### PASSAGE TO READ
|---|

200 Essential Restaurants

The Restaurants We Can't Live Without

By Tom Fitzmorris. . . Revised April 2009


#15


Vizard's

Contemporary Creole
Uptown: 5015 Magazine . 504-895-2246. Map.
Dinner Tuesday-Saturday.
Nice Casual.
AE DC DS MC V
www.nomenu.com/Restaurants/Vizards.html

  WHY IT'S ESSENTIAL  
Here is the personal cuisine of one of the best gourmet Creole bistro chefs. Working in a tiny restaurant in which he can control everything, Kevin Vizard cooks an imaginative menu so appetizing that its hard to decide what to order. The clientele is very Uptown, and the buzz in the slightly crowded room is happy.

  WHY IT'S GOOD  
The flavors and ingredients are unambiguously those of South Louisiana, with just enough of a French gilding to make it feel special. Originality is part of the cooking too. You rarely find a dish here that you've had the likes of before. Yet it rings a familiar chord with your appetite. Some of Vizard's ideas are so clever that they give you a laugh in addition to a good taste.

|---|

### DATA PROVIDED
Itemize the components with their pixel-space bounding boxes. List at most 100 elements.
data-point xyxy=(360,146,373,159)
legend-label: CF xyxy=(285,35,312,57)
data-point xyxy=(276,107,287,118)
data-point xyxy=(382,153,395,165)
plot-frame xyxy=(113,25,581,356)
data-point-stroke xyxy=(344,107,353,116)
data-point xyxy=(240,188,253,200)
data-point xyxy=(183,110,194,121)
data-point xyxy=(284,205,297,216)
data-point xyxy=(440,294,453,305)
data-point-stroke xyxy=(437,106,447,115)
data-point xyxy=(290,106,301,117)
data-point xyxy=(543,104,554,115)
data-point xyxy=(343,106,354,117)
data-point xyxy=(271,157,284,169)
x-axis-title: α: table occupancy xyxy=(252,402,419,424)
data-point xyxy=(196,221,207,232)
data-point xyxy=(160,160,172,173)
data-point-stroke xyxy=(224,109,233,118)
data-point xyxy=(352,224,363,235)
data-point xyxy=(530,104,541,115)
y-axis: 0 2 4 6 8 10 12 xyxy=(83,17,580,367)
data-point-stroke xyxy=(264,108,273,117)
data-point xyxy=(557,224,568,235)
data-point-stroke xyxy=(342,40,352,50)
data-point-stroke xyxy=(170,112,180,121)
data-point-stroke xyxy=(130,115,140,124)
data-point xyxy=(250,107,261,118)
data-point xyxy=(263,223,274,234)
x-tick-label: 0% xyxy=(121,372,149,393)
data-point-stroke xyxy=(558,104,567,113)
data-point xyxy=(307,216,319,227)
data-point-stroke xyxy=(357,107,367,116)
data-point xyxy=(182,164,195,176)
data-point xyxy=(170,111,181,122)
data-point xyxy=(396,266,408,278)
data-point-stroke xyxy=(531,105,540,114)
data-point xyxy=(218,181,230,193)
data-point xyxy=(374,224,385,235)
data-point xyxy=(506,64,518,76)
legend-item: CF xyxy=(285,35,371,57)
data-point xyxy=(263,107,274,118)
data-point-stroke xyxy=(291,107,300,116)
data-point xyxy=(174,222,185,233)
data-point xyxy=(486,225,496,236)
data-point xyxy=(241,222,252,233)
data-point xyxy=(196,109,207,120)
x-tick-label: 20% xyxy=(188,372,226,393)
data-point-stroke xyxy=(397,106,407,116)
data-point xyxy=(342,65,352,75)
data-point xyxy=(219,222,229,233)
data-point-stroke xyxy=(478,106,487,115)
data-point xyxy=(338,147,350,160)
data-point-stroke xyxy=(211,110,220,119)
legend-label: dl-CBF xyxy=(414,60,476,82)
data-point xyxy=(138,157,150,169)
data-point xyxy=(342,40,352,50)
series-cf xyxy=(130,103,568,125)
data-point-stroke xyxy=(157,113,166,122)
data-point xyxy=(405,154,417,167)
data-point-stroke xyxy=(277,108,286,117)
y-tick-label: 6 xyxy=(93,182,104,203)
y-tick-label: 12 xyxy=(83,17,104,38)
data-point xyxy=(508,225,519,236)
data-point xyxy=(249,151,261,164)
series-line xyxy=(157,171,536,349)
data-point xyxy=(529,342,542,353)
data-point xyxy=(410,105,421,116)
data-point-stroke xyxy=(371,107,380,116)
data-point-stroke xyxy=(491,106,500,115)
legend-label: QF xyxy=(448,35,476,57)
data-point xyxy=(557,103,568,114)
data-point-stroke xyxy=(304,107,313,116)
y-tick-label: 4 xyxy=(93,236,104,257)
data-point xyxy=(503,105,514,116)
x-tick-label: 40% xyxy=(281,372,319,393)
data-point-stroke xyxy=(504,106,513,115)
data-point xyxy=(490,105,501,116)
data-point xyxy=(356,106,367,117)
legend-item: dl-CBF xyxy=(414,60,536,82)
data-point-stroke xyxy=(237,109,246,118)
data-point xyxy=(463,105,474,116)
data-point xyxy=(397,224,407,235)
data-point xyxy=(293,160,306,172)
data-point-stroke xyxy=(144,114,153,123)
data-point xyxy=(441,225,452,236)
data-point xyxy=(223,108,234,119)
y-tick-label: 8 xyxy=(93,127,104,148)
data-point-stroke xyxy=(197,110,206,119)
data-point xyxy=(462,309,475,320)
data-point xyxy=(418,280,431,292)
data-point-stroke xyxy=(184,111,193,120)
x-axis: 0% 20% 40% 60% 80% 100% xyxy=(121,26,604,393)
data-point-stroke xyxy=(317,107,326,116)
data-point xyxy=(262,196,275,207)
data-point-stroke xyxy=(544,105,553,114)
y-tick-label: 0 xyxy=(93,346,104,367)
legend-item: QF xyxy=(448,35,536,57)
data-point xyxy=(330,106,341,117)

|---|

### TO DO
• 1. Say whether each statement agrees with the Vizard's text, answering yes or no and quoting the words of the text that decide it: (a) Vizard's serves dinner Monday through Friday. (b) The restaurant is small. (c) The dress style is formal.
• 2. Swap "plot-frame" for "chart-frame" in the listing, from its first line up to and including the line with "data-point-stroke xyxy=(437,106,447,115)", and give only those lines back with nothing else changed.

### SOLUTIONS BELOW
• 1.
(a) No: "Dinner Tuesday-Saturday."
(b) Yes: "Working in a tiny restaurant in which he can control everything"
(c) No: "Nice Casual."

• 2.
Itemize the components with their pixel-space bounding boxes. List at most 100 elements.
data-point xyxy=(360,146,373,159)
legend-label: CF xyxy=(285,35,312,57)
data-point xyxy=(276,107,287,118)
data-point xyxy=(382,153,395,165)
chart-frame xyxy=(113,25,581,356)
data-point-stroke xyxy=(344,107,353,116)
data-point xyxy=(240,188,253,200)
data-point xyxy=(183,110,194,121)
data-point xyxy=(284,205,297,216)
data-point xyxy=(440,294,453,305)
data-point-stroke xyxy=(437,106,447,115)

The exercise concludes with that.